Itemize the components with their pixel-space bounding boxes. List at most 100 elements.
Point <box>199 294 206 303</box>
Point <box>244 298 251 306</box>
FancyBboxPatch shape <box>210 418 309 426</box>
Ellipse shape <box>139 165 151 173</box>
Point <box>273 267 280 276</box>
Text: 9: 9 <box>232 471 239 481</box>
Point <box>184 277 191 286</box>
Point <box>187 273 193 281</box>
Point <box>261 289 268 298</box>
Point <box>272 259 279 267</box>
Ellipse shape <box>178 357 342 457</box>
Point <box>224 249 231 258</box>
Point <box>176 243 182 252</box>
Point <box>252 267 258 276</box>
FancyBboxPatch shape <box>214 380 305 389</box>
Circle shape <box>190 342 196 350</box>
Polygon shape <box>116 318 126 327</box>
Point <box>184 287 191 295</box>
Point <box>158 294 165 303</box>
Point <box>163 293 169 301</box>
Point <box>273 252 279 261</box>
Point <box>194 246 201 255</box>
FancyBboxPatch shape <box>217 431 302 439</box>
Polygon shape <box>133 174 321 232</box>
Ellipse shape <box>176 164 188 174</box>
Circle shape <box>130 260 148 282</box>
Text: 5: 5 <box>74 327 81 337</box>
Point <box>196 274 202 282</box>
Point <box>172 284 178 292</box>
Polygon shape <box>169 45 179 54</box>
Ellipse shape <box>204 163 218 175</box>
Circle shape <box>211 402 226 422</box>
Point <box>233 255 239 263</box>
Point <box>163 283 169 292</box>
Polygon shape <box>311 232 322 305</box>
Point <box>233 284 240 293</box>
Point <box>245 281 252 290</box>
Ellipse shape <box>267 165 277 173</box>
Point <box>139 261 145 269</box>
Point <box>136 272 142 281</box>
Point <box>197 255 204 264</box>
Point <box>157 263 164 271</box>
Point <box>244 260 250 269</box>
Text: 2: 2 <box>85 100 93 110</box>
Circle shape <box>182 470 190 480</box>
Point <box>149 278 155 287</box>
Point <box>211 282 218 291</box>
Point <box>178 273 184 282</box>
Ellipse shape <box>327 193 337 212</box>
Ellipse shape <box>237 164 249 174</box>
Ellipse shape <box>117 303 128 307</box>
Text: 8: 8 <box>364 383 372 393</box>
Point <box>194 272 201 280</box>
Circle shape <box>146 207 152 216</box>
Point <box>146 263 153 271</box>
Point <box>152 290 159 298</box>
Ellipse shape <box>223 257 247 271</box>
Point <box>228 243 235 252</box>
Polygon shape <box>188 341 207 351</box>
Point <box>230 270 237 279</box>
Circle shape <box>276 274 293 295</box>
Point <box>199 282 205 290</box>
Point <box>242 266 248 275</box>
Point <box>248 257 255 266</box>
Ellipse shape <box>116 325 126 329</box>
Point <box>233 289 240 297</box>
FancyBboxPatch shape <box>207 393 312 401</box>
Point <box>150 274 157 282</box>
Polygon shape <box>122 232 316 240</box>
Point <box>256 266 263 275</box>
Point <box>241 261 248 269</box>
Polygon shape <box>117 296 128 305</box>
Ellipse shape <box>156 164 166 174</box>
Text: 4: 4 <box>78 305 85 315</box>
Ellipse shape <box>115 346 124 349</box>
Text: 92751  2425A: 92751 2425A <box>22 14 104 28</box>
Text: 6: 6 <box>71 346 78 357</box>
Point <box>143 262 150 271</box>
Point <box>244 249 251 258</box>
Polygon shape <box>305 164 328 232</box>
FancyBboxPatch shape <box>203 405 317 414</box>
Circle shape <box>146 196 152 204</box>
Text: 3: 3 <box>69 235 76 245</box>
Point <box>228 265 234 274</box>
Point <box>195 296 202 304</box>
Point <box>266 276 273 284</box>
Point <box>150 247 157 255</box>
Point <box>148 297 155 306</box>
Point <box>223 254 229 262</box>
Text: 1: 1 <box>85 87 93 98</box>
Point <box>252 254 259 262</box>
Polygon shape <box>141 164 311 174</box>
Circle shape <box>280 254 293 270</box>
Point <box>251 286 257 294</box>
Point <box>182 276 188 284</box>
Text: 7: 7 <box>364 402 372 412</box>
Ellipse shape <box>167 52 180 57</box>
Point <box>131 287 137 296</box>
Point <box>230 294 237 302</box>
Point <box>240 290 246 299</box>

_Direction_
Copy every line of the records above verbatim, in the same order, with no changes.

_Task response_
Itemize the components with their pixel-space bounding boxes. List at most 100 elements.
Point <box>199 294 206 303</box>
Point <box>244 298 251 306</box>
FancyBboxPatch shape <box>210 418 309 426</box>
Ellipse shape <box>139 165 151 173</box>
Point <box>273 267 280 276</box>
Text: 9: 9 <box>232 471 239 481</box>
Point <box>184 277 191 286</box>
Point <box>187 273 193 281</box>
Point <box>261 289 268 298</box>
Point <box>272 259 279 267</box>
Ellipse shape <box>178 357 342 457</box>
Point <box>224 249 231 258</box>
Point <box>176 243 182 252</box>
Point <box>252 267 258 276</box>
FancyBboxPatch shape <box>214 380 305 389</box>
Circle shape <box>190 342 196 350</box>
Polygon shape <box>116 318 126 327</box>
Point <box>184 287 191 295</box>
Point <box>158 294 165 303</box>
Point <box>163 293 169 301</box>
Point <box>273 252 279 261</box>
Point <box>194 246 201 255</box>
FancyBboxPatch shape <box>217 431 302 439</box>
Polygon shape <box>133 174 321 232</box>
Ellipse shape <box>176 164 188 174</box>
Circle shape <box>130 260 148 282</box>
Text: 5: 5 <box>74 327 81 337</box>
Point <box>196 274 202 282</box>
Point <box>172 284 178 292</box>
Polygon shape <box>169 45 179 54</box>
Ellipse shape <box>204 163 218 175</box>
Circle shape <box>211 402 226 422</box>
Point <box>233 255 239 263</box>
Point <box>163 283 169 292</box>
Polygon shape <box>311 232 322 305</box>
Point <box>233 284 240 293</box>
Point <box>245 281 252 290</box>
Ellipse shape <box>267 165 277 173</box>
Point <box>139 261 145 269</box>
Point <box>136 272 142 281</box>
Point <box>197 255 204 264</box>
Point <box>157 263 164 271</box>
Point <box>244 260 250 269</box>
Text: 2: 2 <box>85 100 93 110</box>
Circle shape <box>182 470 190 480</box>
Point <box>149 278 155 287</box>
Point <box>211 282 218 291</box>
Point <box>178 273 184 282</box>
Ellipse shape <box>327 193 337 212</box>
Ellipse shape <box>237 164 249 174</box>
Ellipse shape <box>117 303 128 307</box>
Text: 8: 8 <box>364 383 372 393</box>
Point <box>194 272 201 280</box>
Circle shape <box>146 207 152 216</box>
Point <box>146 263 153 271</box>
Point <box>152 290 159 298</box>
Ellipse shape <box>223 257 247 271</box>
Point <box>228 243 235 252</box>
Polygon shape <box>188 341 207 351</box>
Point <box>230 270 237 279</box>
Circle shape <box>276 274 293 295</box>
Point <box>199 282 205 290</box>
Point <box>242 266 248 275</box>
Point <box>248 257 255 266</box>
Ellipse shape <box>116 325 126 329</box>
Point <box>233 289 240 297</box>
FancyBboxPatch shape <box>207 393 312 401</box>
Point <box>150 274 157 282</box>
Polygon shape <box>122 232 316 240</box>
Point <box>256 266 263 275</box>
Point <box>241 261 248 269</box>
Polygon shape <box>117 296 128 305</box>
Ellipse shape <box>156 164 166 174</box>
Text: 4: 4 <box>78 305 85 315</box>
Ellipse shape <box>115 346 124 349</box>
Text: 92751  2425A: 92751 2425A <box>22 14 104 28</box>
Text: 6: 6 <box>71 346 78 357</box>
Point <box>143 262 150 271</box>
Point <box>244 249 251 258</box>
Polygon shape <box>305 164 328 232</box>
FancyBboxPatch shape <box>203 405 317 414</box>
Circle shape <box>146 196 152 204</box>
Text: 3: 3 <box>69 235 76 245</box>
Point <box>228 265 234 274</box>
Point <box>195 296 202 304</box>
Point <box>266 276 273 284</box>
Point <box>150 247 157 255</box>
Point <box>148 297 155 306</box>
Point <box>223 254 229 262</box>
Text: 1: 1 <box>85 87 93 98</box>
Point <box>252 254 259 262</box>
Polygon shape <box>141 164 311 174</box>
Circle shape <box>280 254 293 270</box>
Point <box>251 286 257 294</box>
Point <box>182 276 188 284</box>
Text: 7: 7 <box>364 402 372 412</box>
Ellipse shape <box>167 52 180 57</box>
Point <box>131 287 137 296</box>
Point <box>230 294 237 302</box>
Point <box>240 290 246 299</box>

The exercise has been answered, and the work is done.